Follow TV Tropes

Following

Video Game / The Hitchhiker's Guide to the Galaxy (1984)
aka: The Hitchhikers Guide To The Galaxy

Go To

https://static.tvtropes.org/pmwiki/pub/images/hitchhikers_guide_game.jpg

"It is the first game that moves beyond being user-friendly, it is actually user-insulting and because it lies to the user as well, it is user-mendacious."
Douglas Adams

A 1984 text-based adventure game published by Infocom and yet another adaptation of that wholly remarkable franchise The Hitchhiker's Guide to the Galaxy. The game was co-written by Douglas Adams and Steve Meretzky.

It's notorious for being maddeningly difficult and very funny, and stays close to the other versions of The Hitchhiker's Guide to the Galaxy.

You can play a 30th anniversary edition online on the BBC's website here. The Digital Antiquarian has articles on making and playing the game.


This game contains examples of:

  • Adaptation Deviation: Reading the original book will help you get through the initial sequence on Earth. Once you're on the Vogon ship, the plot starts deviating to make Arthur the one who does almost everything, instead of being The Load.
  • All There in the Manual: The game spends zero time reintroducing the cast of characters, assuming you're already familiar with them from other appendages of the Hitchhiker's media empire.
    At the controls, apparently expecting you and Ford, are a man with more than the usual number of heads (the name "Zaphod" is stitched on his shirt) and a dark-haired woman, holding a handbag. Both seem somehow familiar.
  • And Now for Someone Completely Different: After you get the tea substitute and put the dangly bit in it, you can get to the Dark and go to random scenarios, but each one can get you to play as Ford, Zaphod, and/or Trillian.
  • Bag of Holding: This is what the thing your aunt gave you that you don't know what it is actually is. One of the most useful things you can do with it is storing all of the tools.

- _Short task_
Drawing on the page on the Hitchhiker's game, explain in one to three sentences why the game does not reintroduce its cast of characters. The items that come next have no connection to the page on the Hitchhiker's game.

- _Material provided_
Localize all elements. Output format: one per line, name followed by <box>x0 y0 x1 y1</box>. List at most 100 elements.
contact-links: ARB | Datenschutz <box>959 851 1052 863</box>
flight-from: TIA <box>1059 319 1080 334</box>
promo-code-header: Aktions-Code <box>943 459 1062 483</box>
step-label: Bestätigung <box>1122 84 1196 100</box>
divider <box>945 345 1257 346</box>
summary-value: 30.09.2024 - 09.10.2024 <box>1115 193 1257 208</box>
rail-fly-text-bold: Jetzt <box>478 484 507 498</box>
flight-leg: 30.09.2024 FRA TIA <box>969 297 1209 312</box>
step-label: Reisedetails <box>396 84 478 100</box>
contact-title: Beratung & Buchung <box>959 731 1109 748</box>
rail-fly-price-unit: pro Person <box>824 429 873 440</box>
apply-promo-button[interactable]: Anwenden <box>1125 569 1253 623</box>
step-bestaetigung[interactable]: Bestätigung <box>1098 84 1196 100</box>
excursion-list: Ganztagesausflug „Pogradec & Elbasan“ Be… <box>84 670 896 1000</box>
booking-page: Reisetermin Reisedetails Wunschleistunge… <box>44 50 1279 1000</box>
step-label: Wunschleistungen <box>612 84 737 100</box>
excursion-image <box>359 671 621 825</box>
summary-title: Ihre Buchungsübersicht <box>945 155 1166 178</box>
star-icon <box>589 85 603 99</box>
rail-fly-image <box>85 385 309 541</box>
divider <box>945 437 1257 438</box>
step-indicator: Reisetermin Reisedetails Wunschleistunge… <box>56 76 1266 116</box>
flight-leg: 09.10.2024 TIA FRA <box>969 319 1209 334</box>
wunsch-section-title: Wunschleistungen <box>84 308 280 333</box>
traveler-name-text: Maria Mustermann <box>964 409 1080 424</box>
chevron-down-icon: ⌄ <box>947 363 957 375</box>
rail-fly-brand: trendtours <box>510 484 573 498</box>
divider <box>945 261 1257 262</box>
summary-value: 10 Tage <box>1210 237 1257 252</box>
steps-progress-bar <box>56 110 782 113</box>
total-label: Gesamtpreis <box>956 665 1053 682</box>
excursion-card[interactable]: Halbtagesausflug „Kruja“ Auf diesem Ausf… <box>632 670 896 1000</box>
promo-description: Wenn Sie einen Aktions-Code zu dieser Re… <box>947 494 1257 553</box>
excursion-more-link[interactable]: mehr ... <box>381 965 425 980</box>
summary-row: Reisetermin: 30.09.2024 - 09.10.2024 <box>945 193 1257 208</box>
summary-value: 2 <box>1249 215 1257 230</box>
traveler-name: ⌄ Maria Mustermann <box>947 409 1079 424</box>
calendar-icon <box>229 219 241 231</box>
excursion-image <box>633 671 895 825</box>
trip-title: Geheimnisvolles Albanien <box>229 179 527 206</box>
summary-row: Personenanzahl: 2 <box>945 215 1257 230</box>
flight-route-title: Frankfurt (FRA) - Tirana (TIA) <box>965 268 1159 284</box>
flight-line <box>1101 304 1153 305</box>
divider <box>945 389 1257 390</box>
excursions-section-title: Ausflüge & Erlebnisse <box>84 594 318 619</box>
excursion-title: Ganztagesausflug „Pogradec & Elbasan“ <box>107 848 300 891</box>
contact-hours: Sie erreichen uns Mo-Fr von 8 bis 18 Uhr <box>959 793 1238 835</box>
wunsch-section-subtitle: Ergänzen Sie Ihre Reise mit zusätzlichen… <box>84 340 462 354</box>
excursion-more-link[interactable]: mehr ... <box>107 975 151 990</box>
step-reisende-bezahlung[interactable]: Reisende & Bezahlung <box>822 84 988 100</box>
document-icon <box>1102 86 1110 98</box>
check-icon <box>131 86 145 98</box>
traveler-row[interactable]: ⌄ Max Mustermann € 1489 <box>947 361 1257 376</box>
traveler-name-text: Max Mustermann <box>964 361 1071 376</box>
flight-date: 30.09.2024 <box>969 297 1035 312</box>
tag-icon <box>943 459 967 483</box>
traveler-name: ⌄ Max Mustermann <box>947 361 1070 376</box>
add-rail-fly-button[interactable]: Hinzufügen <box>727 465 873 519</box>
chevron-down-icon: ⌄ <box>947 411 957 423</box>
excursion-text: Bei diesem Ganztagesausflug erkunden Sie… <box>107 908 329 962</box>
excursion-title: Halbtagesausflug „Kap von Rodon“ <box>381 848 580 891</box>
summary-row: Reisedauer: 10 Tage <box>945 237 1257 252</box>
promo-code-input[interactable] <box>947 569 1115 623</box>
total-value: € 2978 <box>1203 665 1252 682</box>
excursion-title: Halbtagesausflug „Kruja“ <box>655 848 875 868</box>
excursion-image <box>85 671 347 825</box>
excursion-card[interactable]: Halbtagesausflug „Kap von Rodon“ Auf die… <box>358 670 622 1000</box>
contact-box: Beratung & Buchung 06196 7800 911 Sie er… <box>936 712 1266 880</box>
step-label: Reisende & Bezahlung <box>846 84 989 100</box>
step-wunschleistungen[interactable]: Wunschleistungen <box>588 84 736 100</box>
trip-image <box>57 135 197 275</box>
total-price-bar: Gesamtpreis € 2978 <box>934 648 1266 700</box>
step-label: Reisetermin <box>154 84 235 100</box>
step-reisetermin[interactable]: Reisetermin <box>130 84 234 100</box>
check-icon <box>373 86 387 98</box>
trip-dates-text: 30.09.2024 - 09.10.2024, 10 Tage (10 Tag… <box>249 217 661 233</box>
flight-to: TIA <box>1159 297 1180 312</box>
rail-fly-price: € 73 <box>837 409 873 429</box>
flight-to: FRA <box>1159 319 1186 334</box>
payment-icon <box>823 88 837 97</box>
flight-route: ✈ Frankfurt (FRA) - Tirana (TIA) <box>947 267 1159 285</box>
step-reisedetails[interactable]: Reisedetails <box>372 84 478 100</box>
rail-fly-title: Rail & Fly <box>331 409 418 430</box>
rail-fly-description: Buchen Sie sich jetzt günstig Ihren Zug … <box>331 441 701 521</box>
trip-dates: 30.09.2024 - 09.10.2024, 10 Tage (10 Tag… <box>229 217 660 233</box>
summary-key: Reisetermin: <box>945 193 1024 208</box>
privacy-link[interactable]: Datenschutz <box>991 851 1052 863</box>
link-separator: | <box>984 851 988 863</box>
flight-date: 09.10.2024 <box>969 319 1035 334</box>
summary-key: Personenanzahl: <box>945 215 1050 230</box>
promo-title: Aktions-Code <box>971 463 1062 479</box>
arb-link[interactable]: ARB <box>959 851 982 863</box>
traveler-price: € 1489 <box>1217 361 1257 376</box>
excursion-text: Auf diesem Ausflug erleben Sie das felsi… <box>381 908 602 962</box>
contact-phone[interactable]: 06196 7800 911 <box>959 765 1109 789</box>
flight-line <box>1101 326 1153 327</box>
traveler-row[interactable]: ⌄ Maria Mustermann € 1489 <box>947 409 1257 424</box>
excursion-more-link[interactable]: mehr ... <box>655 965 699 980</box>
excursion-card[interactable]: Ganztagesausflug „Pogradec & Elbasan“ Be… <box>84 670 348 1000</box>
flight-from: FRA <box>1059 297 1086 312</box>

- _Finished answer_
The game assumes that players already know the characters from other parts of the Hitchhiker's media empire. For that reason, it spends no time reintroducing them.